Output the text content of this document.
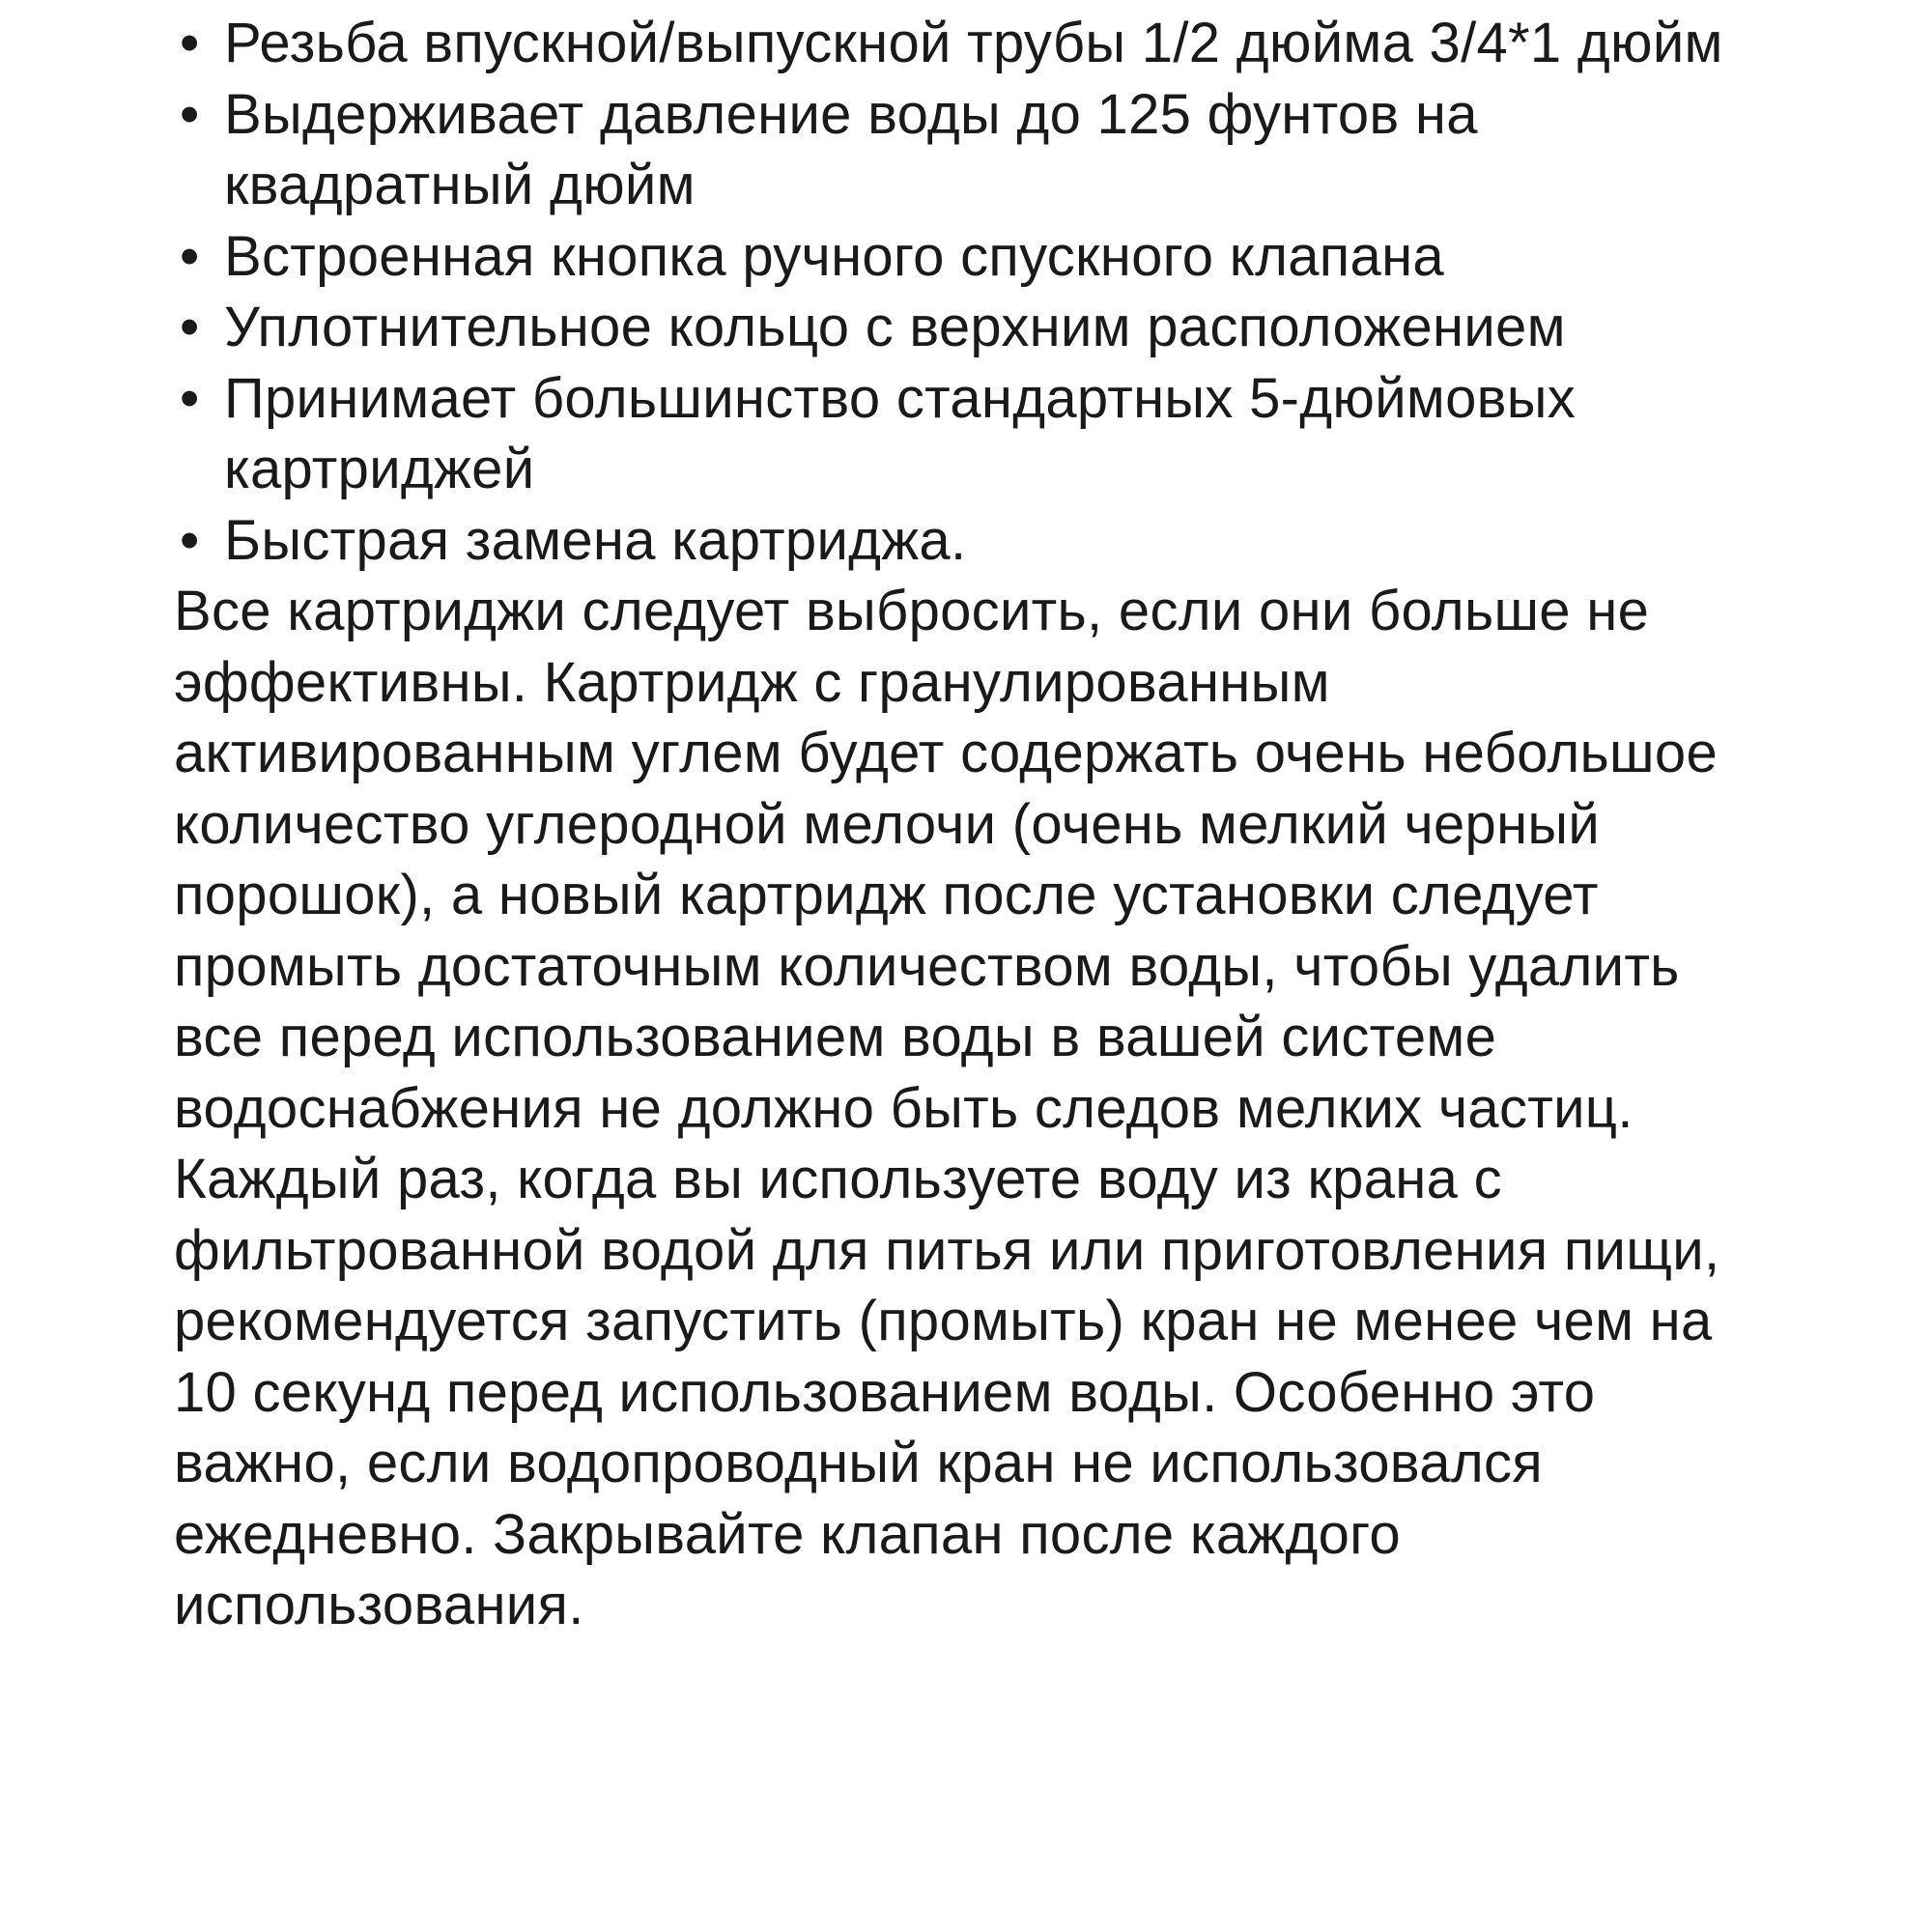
• Резьба впускной/выпускной трубы 1/2 дюйма 3/4*1 дюйм
• Выдерживает давление воды до 125 фунтов на квадратный дюйм
• Встроенная кнопка ручного спускного клапана
• Уплотнительное кольцо с верхним расположением
• Принимает большинство стандартных 5-дюймовых картриджей
• Быстрая замена картриджа.

Все картриджи следует выбросить, если они больше не эффективны. Картридж с гранулированным активированным углем будет содержать очень небольшое количество углеродной мелочи (очень мелкий черный порошок), а новый картридж после установки следует промыть достаточным количеством воды, чтобы удалить все перед использованием воды в вашей системе водоснабжения не должно быть следов мелких частиц. Каждый раз, когда вы используете воду из крана с фильтрованной водой для питья или приготовления пищи, рекомендуется запустить (промыть) кран не менее чем на 10 секунд перед использованием воды. Особенно это важно, если водопроводный кран не использовался ежедневно. Закрывайте клапан после каждого использования.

• • •

DO THIS: Pictures are excluded; copy every other part of the records exactly.

FINISHED TASK:
Output the text content of this document.
• Резьба впускной/выпускной трубы 1/2 дюйма 3/4*1 дюйм
• Выдерживает давление воды до 125 фунтов на квадратный дюйм
• Встроенная кнопка ручного спускного клапана
• Уплотнительное кольцо с верхним расположением
• Принимает большинство стандартных 5-дюймовых картриджей
• Быстрая замена картриджа.

Все картриджи следует выбросить, если они больше не эффективны. Картридж с гранулированным активированным углем будет содержать очень небольшое количество углеродной мелочи (очень мелкий черный порошок), а новый картридж после установки следует промыть достаточным количеством воды, чтобы удалить все перед использованием воды в вашей системе водоснабжения не должно быть следов мелких частиц. Каждый раз, когда вы используете воду из крана с фильтрованной водой для питья или приготовления пищи, рекомендуется запустить (промыть) кран не менее чем на 10 секунд перед использованием воды. Особенно это важно, если водопроводный кран не использовался ежедневно. Закрывайте клапан после каждого использования.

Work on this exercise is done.